[Exercise objective]: Below are the records; collect from them each line containing the string "Выписка".

--------------------------------

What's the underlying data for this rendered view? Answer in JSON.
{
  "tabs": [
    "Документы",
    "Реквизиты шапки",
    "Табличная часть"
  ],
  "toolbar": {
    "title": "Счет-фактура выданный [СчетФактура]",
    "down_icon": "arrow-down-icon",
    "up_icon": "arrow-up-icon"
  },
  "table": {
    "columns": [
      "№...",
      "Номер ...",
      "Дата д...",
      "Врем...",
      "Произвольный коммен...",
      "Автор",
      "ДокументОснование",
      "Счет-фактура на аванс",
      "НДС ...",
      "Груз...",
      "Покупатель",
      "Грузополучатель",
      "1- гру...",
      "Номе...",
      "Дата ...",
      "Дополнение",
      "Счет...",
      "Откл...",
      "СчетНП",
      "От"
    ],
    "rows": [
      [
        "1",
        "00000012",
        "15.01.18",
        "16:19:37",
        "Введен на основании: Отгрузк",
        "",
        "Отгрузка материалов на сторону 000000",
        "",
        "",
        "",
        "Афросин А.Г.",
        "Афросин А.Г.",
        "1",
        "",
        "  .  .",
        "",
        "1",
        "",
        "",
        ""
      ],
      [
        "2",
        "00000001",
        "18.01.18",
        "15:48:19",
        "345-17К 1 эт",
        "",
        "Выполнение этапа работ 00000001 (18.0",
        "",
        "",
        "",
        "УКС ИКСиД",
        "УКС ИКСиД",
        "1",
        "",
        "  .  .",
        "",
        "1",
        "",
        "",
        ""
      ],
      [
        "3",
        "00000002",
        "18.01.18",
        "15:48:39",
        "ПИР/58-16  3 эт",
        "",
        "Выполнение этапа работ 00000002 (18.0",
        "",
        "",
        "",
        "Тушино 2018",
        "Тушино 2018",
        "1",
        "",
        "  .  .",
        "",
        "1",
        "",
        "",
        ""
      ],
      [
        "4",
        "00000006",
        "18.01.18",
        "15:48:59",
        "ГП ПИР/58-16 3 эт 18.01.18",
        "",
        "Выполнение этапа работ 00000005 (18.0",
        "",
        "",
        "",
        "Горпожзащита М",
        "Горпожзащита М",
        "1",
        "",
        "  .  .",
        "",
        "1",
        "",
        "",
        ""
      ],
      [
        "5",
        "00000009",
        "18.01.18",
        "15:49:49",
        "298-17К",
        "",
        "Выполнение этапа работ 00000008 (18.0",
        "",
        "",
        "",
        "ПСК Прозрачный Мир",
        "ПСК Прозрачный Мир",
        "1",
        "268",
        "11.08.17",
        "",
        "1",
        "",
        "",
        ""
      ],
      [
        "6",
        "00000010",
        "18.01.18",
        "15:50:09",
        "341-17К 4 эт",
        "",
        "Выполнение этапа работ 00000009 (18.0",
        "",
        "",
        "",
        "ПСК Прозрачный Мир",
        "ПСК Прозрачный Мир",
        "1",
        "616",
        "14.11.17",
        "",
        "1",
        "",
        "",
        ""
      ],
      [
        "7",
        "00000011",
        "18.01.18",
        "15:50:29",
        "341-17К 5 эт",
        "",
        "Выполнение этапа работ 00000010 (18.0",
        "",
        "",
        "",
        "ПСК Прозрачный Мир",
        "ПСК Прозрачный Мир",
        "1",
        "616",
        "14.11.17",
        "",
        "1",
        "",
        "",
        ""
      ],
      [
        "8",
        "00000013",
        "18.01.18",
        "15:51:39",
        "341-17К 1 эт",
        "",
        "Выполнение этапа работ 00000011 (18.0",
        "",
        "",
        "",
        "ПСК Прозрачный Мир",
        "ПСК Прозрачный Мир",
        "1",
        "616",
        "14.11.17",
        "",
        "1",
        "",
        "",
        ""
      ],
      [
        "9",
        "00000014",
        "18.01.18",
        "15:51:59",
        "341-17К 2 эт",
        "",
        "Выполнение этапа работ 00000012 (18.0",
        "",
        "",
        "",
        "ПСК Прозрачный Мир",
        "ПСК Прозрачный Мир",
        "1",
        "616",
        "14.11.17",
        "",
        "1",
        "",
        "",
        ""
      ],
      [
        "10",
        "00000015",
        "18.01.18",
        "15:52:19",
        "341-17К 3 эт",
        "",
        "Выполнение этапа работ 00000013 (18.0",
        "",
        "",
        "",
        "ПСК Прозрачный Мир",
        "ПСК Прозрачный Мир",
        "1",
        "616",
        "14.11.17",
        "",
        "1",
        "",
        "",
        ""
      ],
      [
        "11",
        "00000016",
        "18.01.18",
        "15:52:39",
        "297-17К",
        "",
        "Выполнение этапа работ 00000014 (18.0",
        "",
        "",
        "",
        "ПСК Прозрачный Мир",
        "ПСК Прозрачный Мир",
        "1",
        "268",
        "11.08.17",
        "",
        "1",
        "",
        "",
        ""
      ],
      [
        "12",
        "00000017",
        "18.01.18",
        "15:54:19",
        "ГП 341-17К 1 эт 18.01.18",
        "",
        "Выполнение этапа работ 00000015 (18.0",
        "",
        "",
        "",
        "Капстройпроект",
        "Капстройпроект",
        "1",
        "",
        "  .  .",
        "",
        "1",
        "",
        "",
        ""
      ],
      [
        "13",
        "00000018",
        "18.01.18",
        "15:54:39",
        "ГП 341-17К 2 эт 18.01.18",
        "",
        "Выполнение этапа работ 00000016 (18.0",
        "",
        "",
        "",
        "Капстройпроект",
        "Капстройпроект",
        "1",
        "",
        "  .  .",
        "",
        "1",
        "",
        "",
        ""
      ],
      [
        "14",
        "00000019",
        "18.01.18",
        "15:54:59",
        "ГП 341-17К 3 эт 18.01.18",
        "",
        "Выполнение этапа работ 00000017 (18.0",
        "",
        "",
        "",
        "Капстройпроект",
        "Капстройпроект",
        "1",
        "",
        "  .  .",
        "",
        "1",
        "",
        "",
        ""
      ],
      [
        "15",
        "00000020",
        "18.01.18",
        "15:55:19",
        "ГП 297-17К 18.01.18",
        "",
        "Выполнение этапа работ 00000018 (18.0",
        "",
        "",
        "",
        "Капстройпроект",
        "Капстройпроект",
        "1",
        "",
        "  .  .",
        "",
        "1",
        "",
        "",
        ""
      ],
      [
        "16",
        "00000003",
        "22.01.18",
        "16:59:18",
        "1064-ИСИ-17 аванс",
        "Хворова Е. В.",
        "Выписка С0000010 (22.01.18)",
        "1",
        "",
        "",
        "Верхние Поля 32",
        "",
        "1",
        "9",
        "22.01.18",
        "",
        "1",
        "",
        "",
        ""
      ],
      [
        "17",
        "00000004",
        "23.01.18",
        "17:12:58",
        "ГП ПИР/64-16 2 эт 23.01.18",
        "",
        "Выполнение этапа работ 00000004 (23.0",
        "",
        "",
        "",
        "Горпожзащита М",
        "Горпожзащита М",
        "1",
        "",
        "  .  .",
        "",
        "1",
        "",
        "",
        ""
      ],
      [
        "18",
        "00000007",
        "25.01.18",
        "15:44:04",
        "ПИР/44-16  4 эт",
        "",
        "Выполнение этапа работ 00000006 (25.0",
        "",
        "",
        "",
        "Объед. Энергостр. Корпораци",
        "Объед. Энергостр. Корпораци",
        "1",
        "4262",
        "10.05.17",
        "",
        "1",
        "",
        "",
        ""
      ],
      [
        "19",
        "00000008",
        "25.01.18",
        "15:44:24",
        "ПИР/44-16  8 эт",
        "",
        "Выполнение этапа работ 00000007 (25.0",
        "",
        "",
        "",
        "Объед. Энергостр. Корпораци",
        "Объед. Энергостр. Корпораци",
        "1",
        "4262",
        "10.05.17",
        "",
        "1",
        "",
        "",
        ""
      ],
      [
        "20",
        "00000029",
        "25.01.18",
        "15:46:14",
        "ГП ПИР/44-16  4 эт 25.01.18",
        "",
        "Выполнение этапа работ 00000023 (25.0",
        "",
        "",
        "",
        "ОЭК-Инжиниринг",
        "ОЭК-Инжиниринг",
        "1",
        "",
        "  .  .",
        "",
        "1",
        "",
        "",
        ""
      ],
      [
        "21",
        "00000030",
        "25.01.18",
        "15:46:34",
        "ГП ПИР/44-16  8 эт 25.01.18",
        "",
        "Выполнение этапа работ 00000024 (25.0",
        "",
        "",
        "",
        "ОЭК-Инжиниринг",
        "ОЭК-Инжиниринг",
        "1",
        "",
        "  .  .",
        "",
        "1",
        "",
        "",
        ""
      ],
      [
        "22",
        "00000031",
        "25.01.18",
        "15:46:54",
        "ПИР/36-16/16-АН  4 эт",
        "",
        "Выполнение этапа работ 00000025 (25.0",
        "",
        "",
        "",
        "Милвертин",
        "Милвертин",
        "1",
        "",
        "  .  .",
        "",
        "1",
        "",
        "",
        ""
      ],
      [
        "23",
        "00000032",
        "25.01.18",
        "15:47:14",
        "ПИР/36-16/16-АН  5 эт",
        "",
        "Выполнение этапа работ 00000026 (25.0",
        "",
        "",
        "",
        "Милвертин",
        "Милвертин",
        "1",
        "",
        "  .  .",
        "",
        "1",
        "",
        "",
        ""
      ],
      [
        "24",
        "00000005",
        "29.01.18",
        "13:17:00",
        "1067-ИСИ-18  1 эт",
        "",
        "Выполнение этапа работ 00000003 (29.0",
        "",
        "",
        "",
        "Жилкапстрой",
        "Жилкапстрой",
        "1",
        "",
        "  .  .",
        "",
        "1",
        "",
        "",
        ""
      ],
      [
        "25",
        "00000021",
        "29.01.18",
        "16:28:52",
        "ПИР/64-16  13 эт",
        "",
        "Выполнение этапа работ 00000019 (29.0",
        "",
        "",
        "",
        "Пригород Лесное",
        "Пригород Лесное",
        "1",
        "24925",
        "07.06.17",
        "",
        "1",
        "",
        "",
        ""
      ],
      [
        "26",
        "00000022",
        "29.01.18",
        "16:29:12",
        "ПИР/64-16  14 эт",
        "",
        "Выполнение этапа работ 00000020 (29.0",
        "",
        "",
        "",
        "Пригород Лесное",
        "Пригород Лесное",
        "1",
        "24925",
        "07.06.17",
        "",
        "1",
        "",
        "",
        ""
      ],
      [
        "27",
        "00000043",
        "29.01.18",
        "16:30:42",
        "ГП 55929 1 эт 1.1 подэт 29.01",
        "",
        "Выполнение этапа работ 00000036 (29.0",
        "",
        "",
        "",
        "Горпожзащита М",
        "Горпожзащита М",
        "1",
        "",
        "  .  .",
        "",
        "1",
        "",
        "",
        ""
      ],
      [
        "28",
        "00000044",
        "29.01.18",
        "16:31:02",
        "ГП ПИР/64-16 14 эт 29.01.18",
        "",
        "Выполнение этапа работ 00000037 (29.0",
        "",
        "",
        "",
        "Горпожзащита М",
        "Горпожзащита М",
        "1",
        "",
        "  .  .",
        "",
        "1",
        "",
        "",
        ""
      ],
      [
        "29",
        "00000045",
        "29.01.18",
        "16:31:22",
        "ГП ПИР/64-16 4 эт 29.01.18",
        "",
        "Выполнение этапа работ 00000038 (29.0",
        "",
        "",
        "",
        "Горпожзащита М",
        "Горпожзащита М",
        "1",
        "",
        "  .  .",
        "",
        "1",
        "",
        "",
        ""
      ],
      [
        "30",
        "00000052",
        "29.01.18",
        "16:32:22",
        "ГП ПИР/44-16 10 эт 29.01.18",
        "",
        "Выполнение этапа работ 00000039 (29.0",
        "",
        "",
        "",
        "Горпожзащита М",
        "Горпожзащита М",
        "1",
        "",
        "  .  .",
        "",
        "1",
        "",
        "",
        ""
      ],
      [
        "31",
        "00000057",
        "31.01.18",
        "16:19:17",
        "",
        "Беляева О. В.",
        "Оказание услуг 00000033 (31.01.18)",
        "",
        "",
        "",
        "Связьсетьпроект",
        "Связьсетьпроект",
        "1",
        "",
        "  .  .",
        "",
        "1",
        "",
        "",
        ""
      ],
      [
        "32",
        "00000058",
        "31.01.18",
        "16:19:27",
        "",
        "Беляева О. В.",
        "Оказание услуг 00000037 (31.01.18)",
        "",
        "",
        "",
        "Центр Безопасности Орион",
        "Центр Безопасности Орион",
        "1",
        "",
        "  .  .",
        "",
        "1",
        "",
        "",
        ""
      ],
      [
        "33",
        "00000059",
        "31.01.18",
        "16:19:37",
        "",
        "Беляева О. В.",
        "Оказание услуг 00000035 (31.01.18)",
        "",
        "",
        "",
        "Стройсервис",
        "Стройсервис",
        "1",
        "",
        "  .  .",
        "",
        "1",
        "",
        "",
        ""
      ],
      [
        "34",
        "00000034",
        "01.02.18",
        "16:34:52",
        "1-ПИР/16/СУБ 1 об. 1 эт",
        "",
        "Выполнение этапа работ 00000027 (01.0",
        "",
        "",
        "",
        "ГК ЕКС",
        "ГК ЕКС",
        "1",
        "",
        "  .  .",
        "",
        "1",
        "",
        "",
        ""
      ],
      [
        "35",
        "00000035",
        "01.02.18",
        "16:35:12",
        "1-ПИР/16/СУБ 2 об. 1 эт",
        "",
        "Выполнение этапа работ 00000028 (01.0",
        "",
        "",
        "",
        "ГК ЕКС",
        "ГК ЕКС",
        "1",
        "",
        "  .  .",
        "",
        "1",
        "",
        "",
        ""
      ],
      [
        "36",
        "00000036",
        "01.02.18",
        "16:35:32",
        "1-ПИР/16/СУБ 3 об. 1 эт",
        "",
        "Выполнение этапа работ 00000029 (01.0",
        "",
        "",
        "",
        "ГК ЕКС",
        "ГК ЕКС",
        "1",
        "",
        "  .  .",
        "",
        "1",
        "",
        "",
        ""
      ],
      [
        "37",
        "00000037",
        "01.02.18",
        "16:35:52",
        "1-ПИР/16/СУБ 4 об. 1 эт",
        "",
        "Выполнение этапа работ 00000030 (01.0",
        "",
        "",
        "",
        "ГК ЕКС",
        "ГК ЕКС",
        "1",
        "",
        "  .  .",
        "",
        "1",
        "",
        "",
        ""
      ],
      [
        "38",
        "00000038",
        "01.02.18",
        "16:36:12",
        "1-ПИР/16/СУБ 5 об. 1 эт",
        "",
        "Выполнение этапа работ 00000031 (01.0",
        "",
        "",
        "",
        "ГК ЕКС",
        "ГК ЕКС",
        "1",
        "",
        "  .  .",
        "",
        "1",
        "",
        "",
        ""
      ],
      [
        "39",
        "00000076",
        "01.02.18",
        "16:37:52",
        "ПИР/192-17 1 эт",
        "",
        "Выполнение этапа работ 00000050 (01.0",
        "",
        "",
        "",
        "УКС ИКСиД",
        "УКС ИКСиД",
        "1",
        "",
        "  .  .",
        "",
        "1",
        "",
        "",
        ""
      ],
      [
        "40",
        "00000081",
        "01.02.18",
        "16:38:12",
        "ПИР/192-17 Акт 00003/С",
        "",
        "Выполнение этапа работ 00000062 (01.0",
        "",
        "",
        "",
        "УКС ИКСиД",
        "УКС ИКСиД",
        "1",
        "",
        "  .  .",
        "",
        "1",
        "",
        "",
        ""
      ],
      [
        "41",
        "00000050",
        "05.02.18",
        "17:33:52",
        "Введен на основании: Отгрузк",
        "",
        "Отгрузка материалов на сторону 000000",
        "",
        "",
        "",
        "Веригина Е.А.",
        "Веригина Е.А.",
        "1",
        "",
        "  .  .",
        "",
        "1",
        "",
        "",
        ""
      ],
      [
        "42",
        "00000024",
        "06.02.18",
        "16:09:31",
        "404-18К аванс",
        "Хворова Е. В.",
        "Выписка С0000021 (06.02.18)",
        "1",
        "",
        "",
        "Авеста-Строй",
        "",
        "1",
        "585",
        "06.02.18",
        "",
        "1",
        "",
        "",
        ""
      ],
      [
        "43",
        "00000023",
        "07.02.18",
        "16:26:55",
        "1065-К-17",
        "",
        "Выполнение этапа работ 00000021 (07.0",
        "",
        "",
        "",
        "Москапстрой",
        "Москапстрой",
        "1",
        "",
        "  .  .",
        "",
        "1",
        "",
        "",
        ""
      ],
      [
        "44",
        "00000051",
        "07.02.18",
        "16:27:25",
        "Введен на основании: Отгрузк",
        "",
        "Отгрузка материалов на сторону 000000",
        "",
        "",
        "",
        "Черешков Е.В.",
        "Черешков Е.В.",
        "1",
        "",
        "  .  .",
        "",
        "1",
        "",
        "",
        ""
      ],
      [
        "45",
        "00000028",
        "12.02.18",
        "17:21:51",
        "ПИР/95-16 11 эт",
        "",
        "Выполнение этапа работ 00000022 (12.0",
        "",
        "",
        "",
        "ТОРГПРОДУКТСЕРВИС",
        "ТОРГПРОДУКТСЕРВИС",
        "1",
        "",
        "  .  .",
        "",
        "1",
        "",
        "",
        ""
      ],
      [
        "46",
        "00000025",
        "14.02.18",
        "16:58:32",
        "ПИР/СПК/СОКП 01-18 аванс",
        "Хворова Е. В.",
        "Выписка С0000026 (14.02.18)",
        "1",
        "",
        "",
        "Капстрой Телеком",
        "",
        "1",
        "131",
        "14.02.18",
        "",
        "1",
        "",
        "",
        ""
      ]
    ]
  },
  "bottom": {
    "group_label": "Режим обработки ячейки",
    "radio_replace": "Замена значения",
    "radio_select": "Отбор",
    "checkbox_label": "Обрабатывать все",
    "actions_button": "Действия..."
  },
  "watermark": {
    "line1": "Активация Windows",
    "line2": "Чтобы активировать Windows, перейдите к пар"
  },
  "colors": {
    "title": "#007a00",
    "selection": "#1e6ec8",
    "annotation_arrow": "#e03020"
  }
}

--------------------------------

[Worked solution]:
        "Выписка С0000010 (22.01.18)",
        "Выписка С0000021 (06.02.18)",
        "Выписка С0000026 (14.02.18)",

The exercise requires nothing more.